Which lines contain the string "content"? Please list every one of them.

SUPPLIED DATA »
— Start —

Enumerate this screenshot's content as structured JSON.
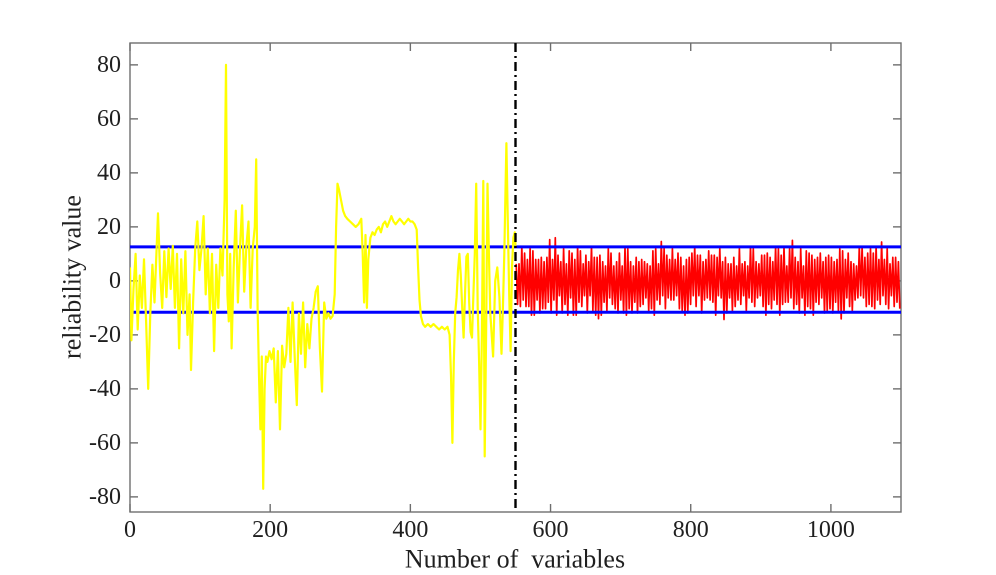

— End —
— Start —

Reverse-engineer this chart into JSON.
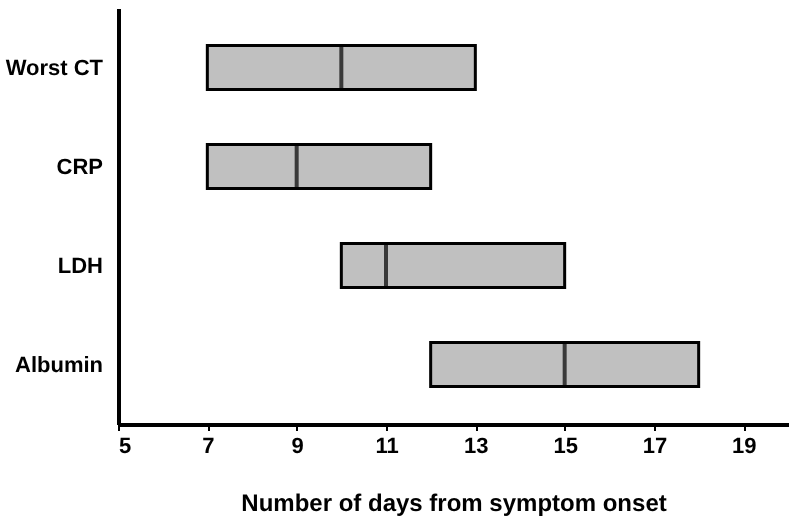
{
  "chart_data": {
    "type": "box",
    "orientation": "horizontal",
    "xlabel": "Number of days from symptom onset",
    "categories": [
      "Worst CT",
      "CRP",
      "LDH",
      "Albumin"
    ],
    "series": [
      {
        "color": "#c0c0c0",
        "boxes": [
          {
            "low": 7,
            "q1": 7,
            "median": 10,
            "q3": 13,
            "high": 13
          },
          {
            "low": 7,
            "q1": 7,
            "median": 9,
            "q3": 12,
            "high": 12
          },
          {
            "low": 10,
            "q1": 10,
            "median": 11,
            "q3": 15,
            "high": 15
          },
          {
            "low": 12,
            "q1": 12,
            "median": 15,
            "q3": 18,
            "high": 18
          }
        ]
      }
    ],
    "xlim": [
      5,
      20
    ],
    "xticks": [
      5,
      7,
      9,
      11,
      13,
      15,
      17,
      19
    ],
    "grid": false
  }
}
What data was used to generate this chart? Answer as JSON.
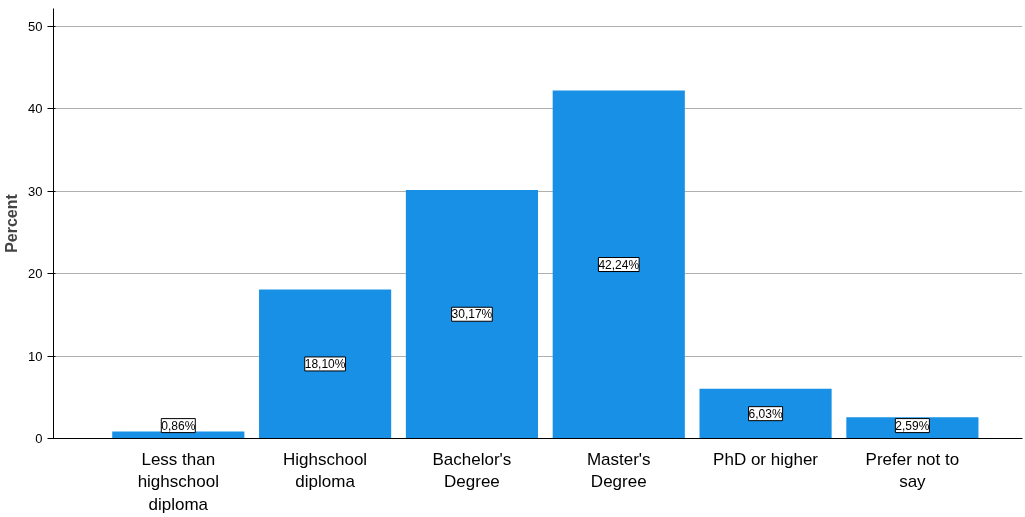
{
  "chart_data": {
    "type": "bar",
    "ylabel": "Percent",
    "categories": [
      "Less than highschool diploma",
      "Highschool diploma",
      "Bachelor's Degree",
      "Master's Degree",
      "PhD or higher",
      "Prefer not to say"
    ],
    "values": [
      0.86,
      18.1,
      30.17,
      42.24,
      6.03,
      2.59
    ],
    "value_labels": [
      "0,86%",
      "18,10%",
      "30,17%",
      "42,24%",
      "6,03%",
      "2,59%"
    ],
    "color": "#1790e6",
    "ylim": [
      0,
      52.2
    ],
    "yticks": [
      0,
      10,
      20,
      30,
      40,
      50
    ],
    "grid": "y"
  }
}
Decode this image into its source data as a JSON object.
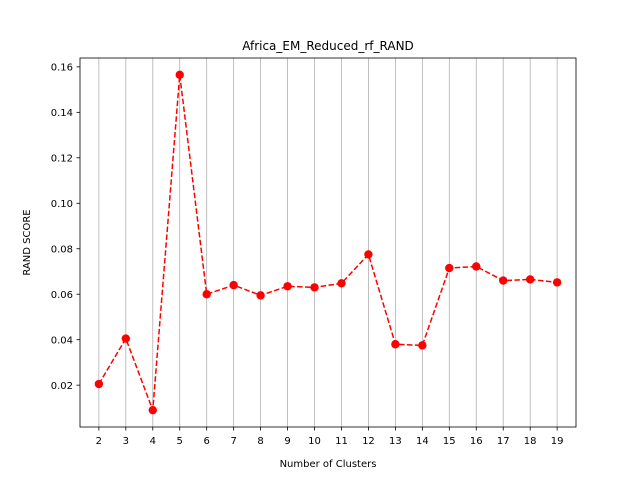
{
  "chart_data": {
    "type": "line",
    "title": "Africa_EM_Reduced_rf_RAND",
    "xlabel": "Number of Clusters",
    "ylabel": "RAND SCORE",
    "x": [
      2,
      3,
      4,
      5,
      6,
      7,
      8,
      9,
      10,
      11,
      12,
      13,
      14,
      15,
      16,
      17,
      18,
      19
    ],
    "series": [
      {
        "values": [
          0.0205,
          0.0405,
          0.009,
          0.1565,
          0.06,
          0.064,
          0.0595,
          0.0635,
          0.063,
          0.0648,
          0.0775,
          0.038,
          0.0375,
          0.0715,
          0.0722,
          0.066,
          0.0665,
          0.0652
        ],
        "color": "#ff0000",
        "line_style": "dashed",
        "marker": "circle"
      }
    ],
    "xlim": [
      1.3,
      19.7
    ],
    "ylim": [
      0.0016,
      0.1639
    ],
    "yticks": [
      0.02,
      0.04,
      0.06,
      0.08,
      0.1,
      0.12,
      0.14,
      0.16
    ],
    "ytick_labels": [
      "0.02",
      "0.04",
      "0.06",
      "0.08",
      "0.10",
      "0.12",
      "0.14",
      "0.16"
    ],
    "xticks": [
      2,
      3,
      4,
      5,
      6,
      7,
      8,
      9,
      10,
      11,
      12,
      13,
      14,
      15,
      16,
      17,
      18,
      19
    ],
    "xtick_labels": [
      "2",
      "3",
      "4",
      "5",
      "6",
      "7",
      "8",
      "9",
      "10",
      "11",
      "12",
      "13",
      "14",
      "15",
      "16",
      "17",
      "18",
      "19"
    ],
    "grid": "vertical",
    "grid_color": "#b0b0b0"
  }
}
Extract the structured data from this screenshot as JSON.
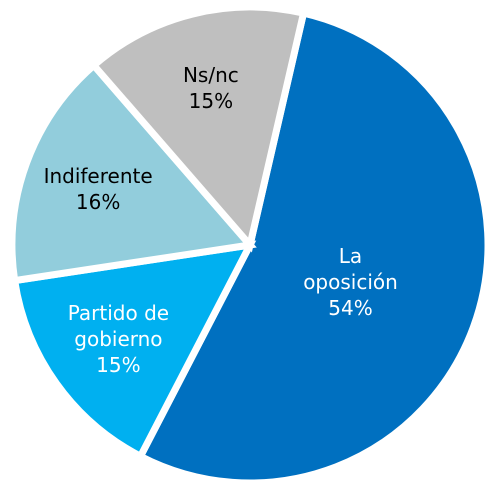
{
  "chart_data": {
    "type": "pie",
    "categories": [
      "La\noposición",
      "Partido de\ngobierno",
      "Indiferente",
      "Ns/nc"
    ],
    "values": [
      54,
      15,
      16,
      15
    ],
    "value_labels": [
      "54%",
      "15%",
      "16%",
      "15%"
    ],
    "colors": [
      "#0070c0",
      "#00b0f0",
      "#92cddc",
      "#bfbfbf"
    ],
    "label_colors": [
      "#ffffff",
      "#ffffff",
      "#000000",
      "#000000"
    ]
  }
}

— End —
— Start —

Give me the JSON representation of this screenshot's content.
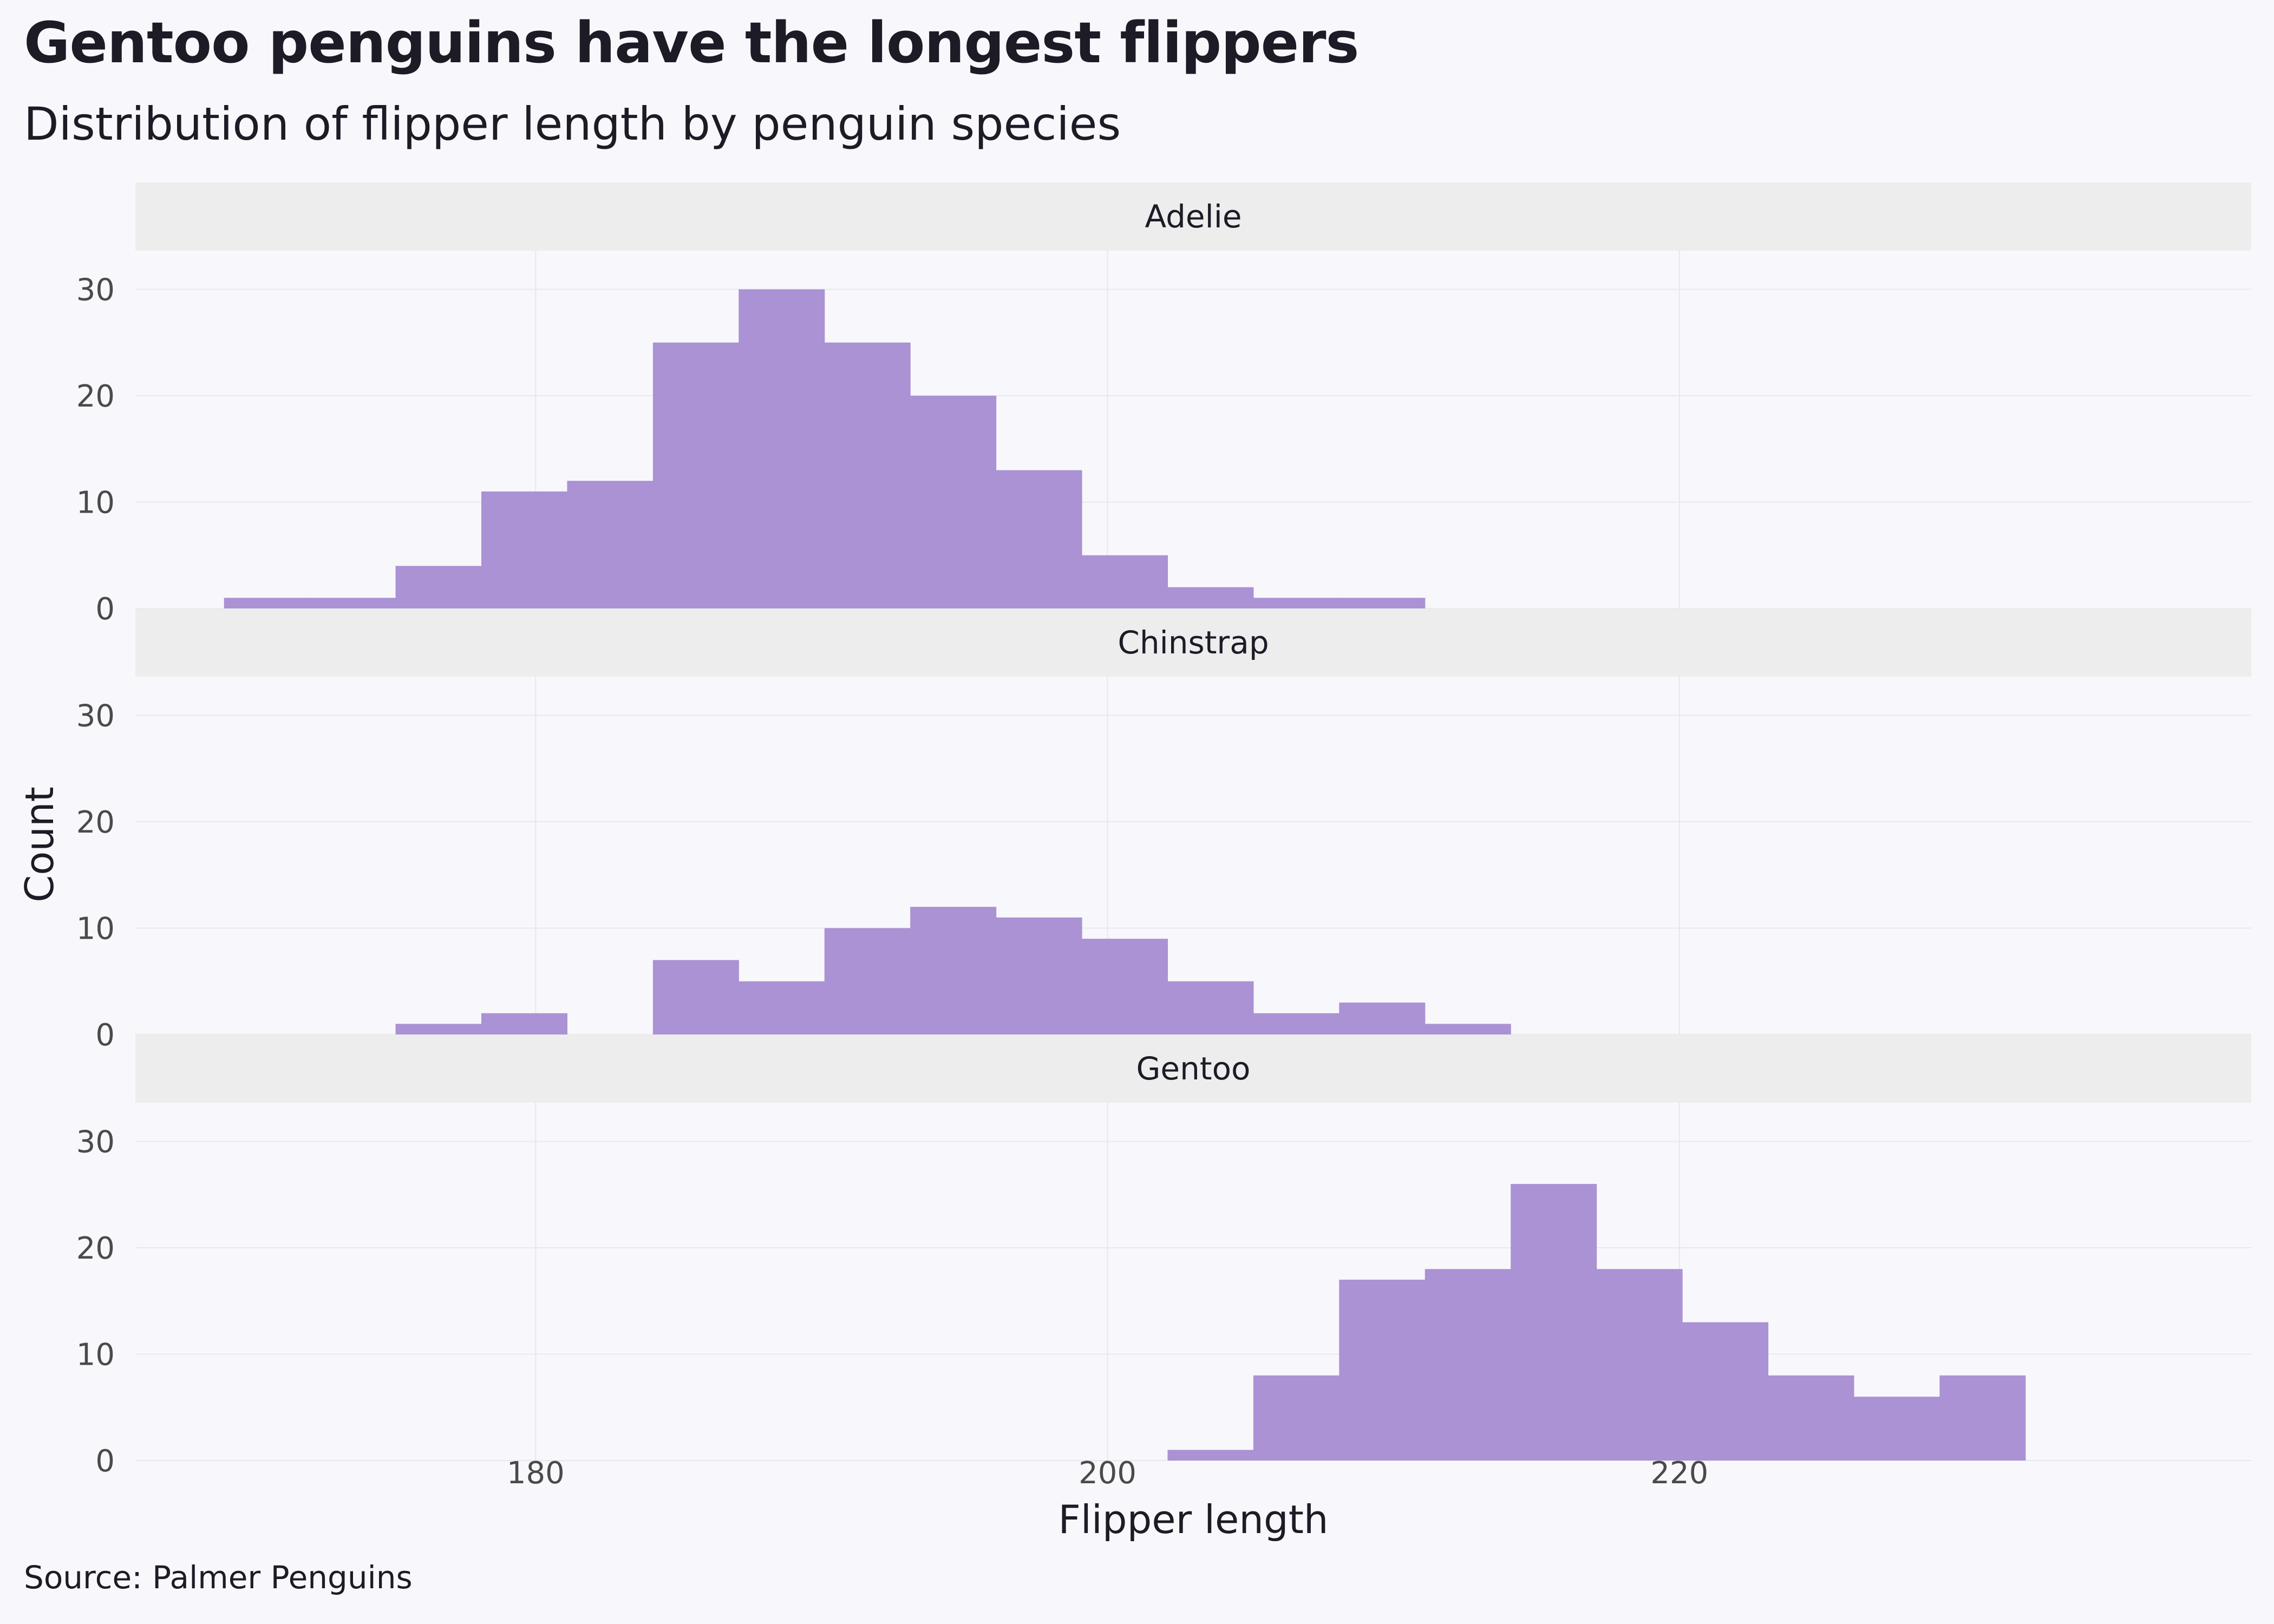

— End —

FINISHED EXERCISE »
Enumerate this screenshot's content as structured JSON.
Give me the JSON representation of this screenshot's content.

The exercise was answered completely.